Aim of the task:
Locate every line that holds the string "Motion" and copy it.

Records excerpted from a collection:
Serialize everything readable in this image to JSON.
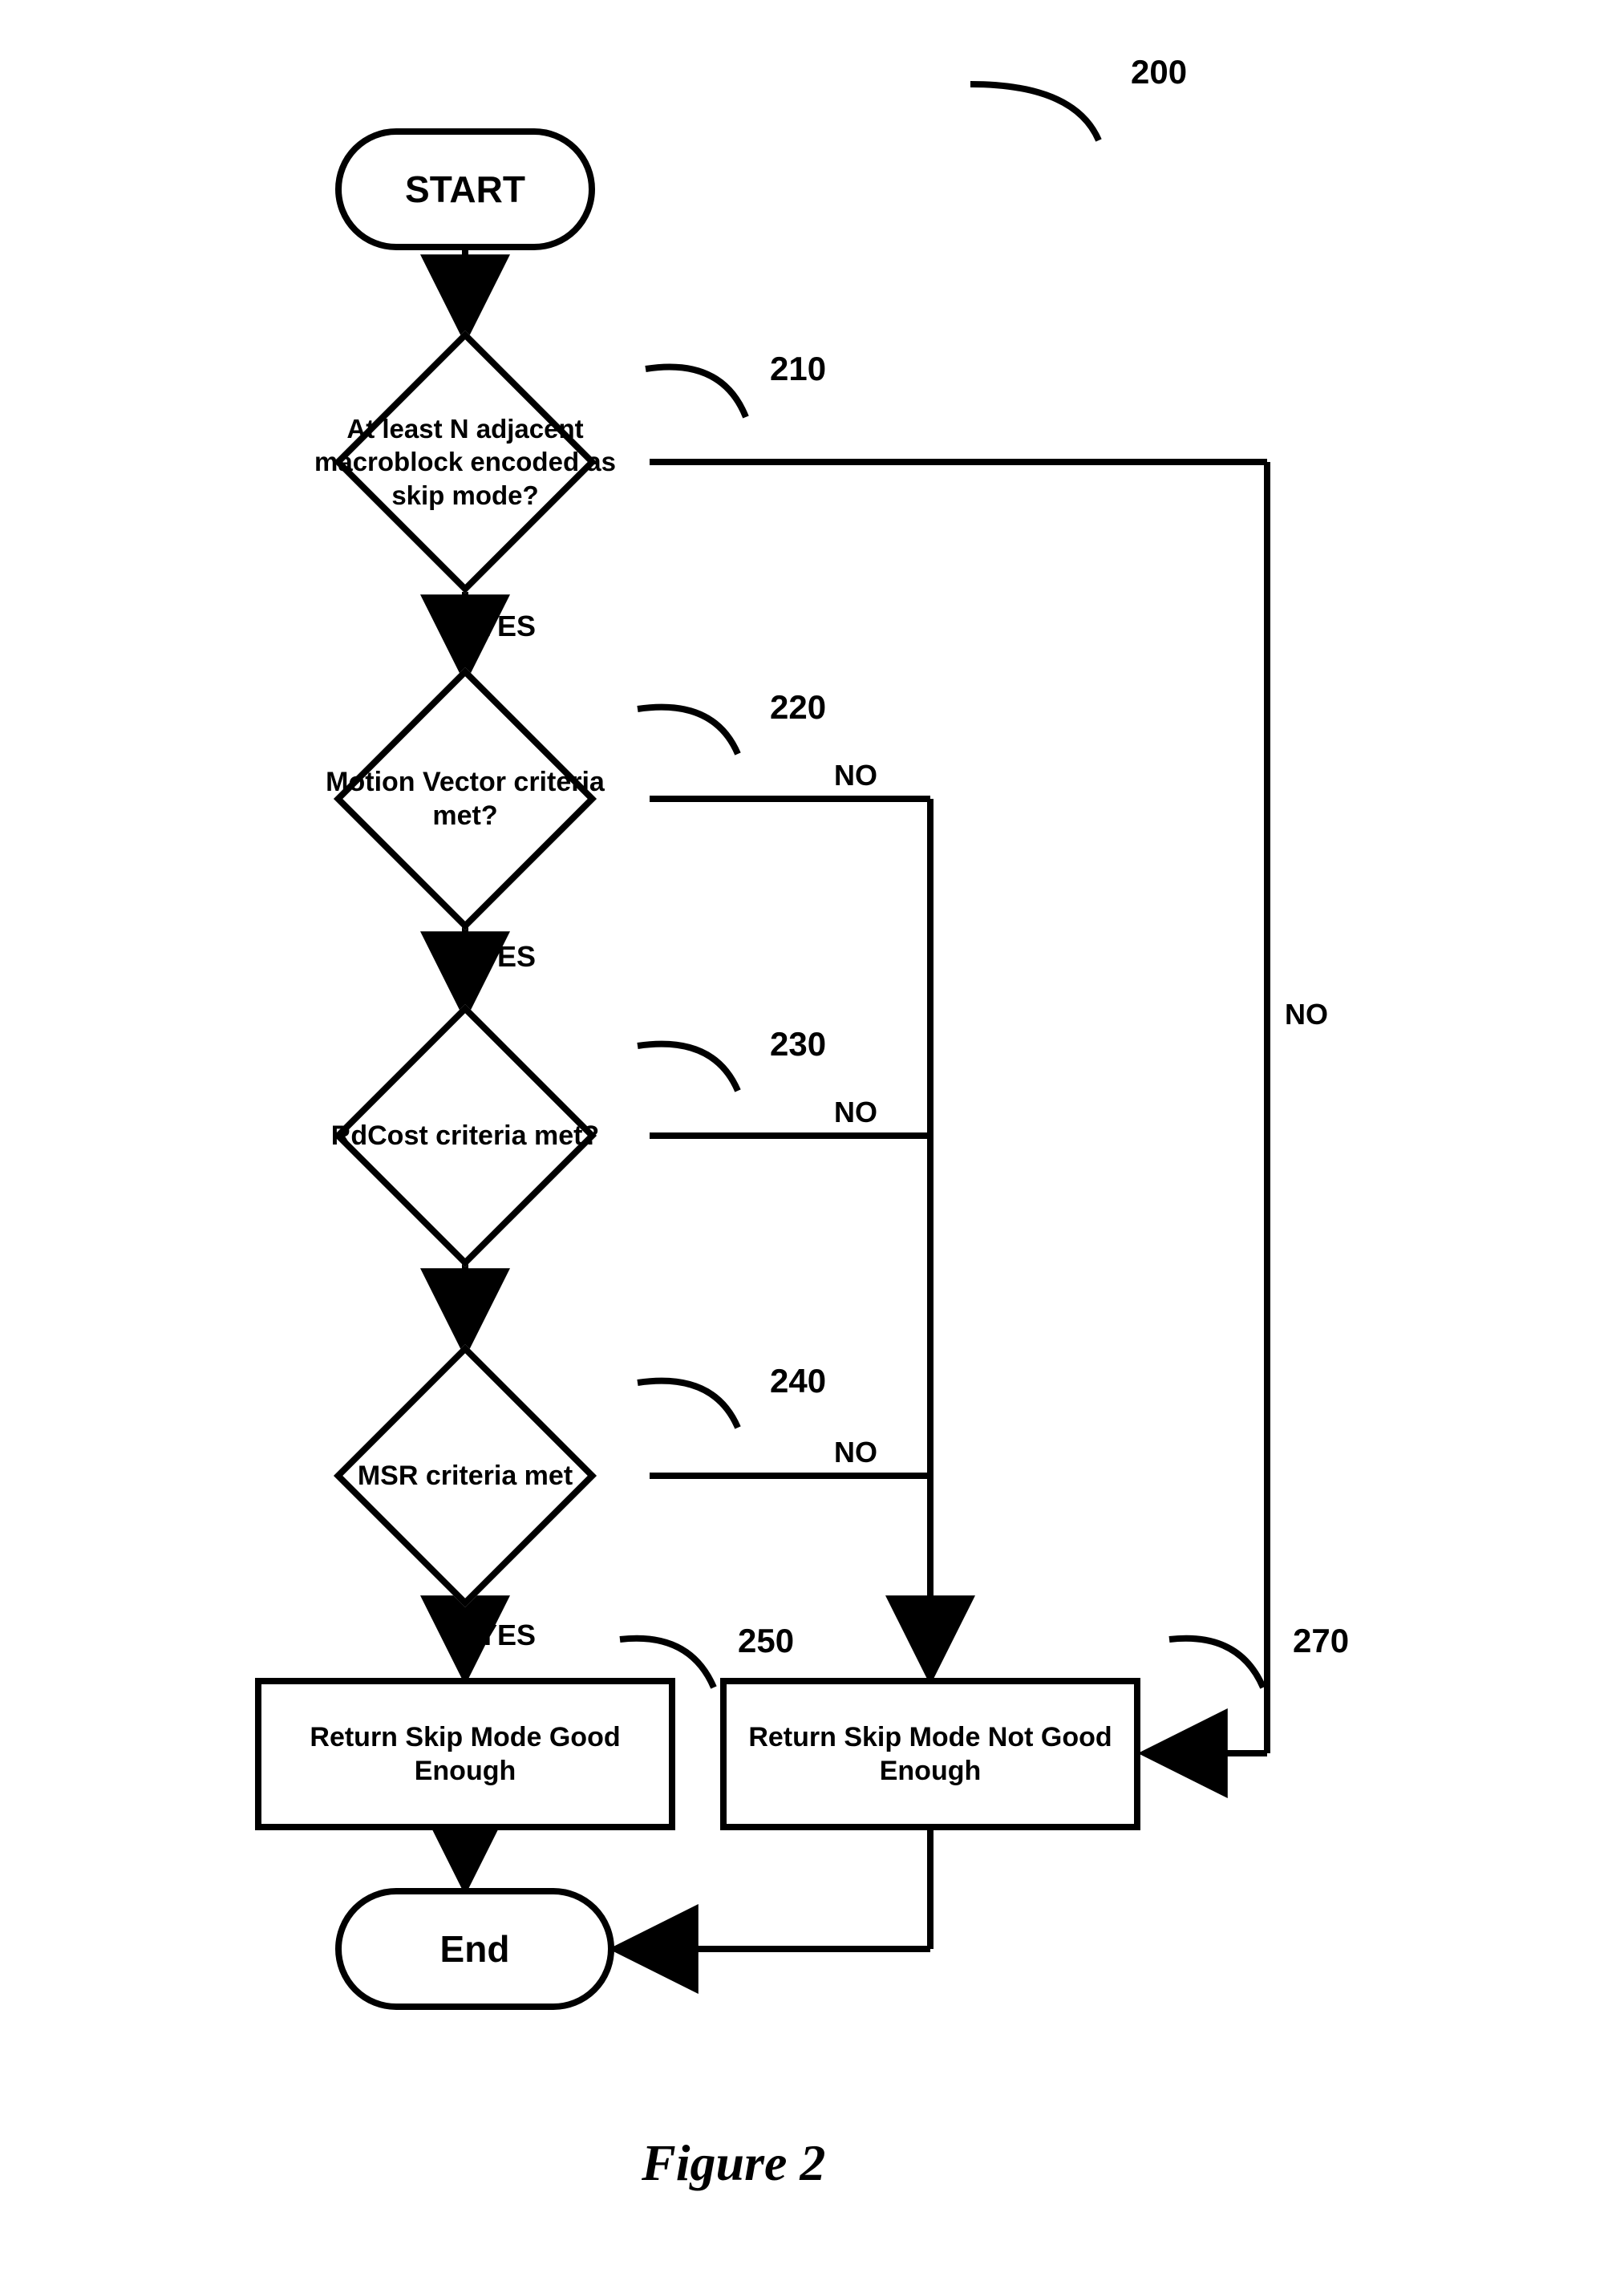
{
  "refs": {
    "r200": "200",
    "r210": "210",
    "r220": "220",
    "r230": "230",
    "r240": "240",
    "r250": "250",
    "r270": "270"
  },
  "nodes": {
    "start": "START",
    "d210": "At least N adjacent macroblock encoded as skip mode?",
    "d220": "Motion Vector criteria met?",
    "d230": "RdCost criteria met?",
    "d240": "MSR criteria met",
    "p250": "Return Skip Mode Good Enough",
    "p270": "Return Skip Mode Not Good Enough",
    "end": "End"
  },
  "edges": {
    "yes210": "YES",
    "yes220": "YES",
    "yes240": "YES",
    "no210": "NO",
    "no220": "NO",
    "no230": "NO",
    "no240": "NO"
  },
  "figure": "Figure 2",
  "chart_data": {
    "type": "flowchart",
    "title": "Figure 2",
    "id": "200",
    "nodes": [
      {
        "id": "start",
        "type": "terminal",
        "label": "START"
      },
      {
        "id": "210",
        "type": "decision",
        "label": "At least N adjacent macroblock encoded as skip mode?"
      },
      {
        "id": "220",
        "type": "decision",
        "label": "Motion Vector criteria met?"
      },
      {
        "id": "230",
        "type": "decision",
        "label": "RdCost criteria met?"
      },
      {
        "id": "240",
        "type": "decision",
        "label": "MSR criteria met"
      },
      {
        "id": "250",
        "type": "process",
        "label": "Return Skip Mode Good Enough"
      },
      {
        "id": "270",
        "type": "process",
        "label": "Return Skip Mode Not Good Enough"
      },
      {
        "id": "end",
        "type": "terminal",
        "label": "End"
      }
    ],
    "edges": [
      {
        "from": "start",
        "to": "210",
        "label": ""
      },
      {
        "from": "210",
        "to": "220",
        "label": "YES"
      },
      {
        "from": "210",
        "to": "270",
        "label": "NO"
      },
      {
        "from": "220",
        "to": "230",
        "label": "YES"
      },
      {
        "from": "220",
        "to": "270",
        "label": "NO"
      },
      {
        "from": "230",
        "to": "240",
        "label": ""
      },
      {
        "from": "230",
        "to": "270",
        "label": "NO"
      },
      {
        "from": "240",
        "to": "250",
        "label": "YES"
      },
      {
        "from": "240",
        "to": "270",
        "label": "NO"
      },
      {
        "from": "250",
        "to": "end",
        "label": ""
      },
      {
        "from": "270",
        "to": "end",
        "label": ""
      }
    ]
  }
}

Response to the exercise:
    "d220": "Motion Vector criteria met?",
        "label": "Motion Vector criteria met?"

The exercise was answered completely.